(Collection entries)

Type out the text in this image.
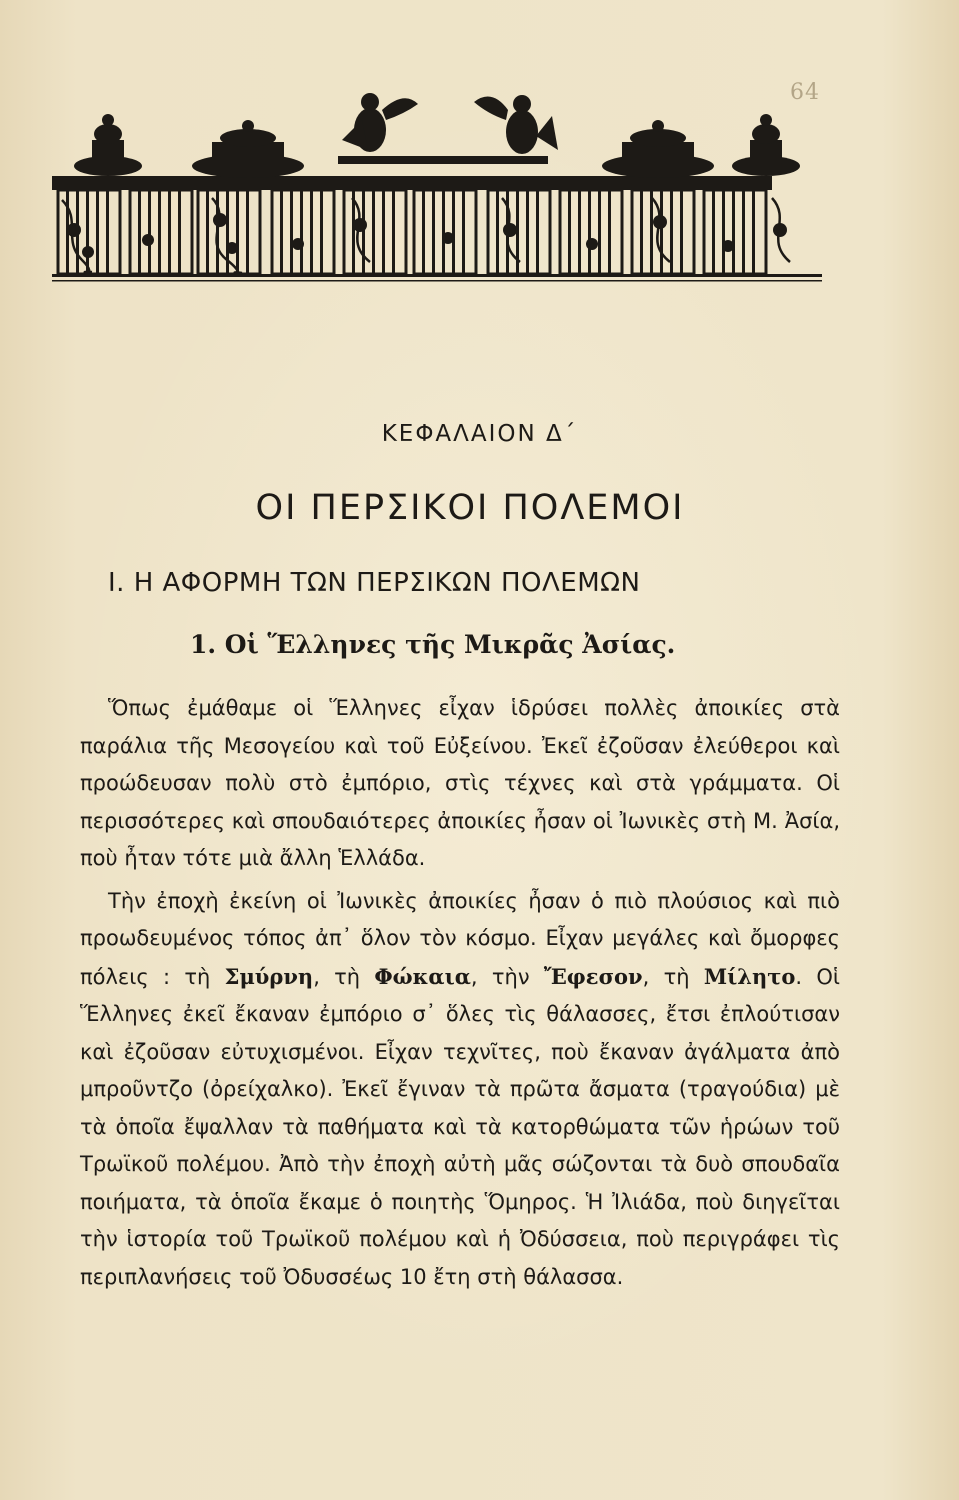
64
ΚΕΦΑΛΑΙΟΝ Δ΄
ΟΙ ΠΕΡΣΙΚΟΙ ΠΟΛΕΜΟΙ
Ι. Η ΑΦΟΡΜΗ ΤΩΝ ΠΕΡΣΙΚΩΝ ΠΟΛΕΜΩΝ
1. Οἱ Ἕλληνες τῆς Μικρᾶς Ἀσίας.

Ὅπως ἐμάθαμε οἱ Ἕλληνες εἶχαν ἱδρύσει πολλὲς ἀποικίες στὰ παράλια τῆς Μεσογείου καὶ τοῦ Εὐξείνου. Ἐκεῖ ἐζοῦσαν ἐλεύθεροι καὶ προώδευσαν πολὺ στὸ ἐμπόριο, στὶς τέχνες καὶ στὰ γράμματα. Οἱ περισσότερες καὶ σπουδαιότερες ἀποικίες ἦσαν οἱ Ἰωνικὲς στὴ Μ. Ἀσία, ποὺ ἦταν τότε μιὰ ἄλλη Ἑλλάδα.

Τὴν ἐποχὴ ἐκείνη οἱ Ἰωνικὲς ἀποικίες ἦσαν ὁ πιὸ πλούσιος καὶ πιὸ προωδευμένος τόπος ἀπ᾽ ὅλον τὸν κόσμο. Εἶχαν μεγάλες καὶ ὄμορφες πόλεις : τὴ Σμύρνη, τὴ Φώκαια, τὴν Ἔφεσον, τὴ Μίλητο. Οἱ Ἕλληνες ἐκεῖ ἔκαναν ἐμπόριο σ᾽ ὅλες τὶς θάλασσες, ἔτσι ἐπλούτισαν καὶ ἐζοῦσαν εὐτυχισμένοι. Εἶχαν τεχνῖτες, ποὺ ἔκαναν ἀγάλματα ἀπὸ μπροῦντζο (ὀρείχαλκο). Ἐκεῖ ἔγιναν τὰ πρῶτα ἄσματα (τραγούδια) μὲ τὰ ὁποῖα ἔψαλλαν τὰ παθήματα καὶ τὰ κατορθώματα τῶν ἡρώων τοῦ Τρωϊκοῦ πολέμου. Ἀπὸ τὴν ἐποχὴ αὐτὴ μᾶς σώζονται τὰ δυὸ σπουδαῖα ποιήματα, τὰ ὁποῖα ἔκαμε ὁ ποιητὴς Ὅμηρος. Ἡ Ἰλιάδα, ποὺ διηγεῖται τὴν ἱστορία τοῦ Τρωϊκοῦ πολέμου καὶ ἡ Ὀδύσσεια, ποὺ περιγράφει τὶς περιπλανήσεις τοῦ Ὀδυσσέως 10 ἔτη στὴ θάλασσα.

### TASK DETAILS
Copy the material above exactly and drop the pictures.

### WRITTEN SOLUTION
Type out the text in this image.
64
ΚΕΦΑΛΑΙΟΝ Δ΄
ΟΙ ΠΕΡΣΙΚΟΙ ΠΟΛΕΜΟΙ
Ι. Η ΑΦΟΡΜΗ ΤΩΝ ΠΕΡΣΙΚΩΝ ΠΟΛΕΜΩΝ
1. Οἱ Ἕλληνες τῆς Μικρᾶς Ἀσίας.

Ὅπως ἐμάθαμε οἱ Ἕλληνες εἶχαν ἱδρύσει πολλὲς ἀποικίες στὰ παράλια τῆς Μεσογείου καὶ τοῦ Εὐξείνου. Ἐκεῖ ἐζοῦσαν ἐλεύθεροι καὶ προώδευσαν πολὺ στὸ ἐμπόριο, στὶς τέχνες καὶ στὰ γράμματα. Οἱ περισσότερες καὶ σπουδαιότερες ἀποικίες ἦσαν οἱ Ἰωνικὲς στὴ Μ. Ἀσία, ποὺ ἦταν τότε μιὰ ἄλλη Ἑλλάδα.

Τὴν ἐποχὴ ἐκείνη οἱ Ἰωνικὲς ἀποικίες ἦσαν ὁ πιὸ πλούσιος καὶ πιὸ προωδευμένος τόπος ἀπ᾽ ὅλον τὸν κόσμο. Εἶχαν μεγάλες καὶ ὄμορφες πόλεις : τὴ Σμύρνη, τὴ Φώκαια, τὴν Ἔφεσον, τὴ Μίλητο. Οἱ Ἕλληνες ἐκεῖ ἔκαναν ἐμπόριο σ᾽ ὅλες τὶς θάλασσες, ἔτσι ἐπλούτισαν καὶ ἐζοῦσαν εὐτυχισμένοι. Εἶχαν τεχνῖτες, ποὺ ἔκαναν ἀγάλματα ἀπὸ μπροῦντζο (ὀρείχαλκο). Ἐκεῖ ἔγιναν τὰ πρῶτα ἄσματα (τραγούδια) μὲ τὰ ὁποῖα ἔψαλλαν τὰ παθήματα καὶ τὰ κατορθώματα τῶν ἡρώων τοῦ Τρωϊκοῦ πολέμου. Ἀπὸ τὴν ἐποχὴ αὐτὴ μᾶς σώζονται τὰ δυὸ σπουδαῖα ποιήματα, τὰ ὁποῖα ἔκαμε ὁ ποιητὴς Ὅμηρος. Ἡ Ἰλιάδα, ποὺ διηγεῖται τὴν ἱστορία τοῦ Τρωϊκοῦ πολέμου καὶ ἡ Ὀδύσσεια, ποὺ περιγράφει τὶς περιπλανήσεις τοῦ Ὀδυσσέως 10 ἔτη στὴ θάλασσα.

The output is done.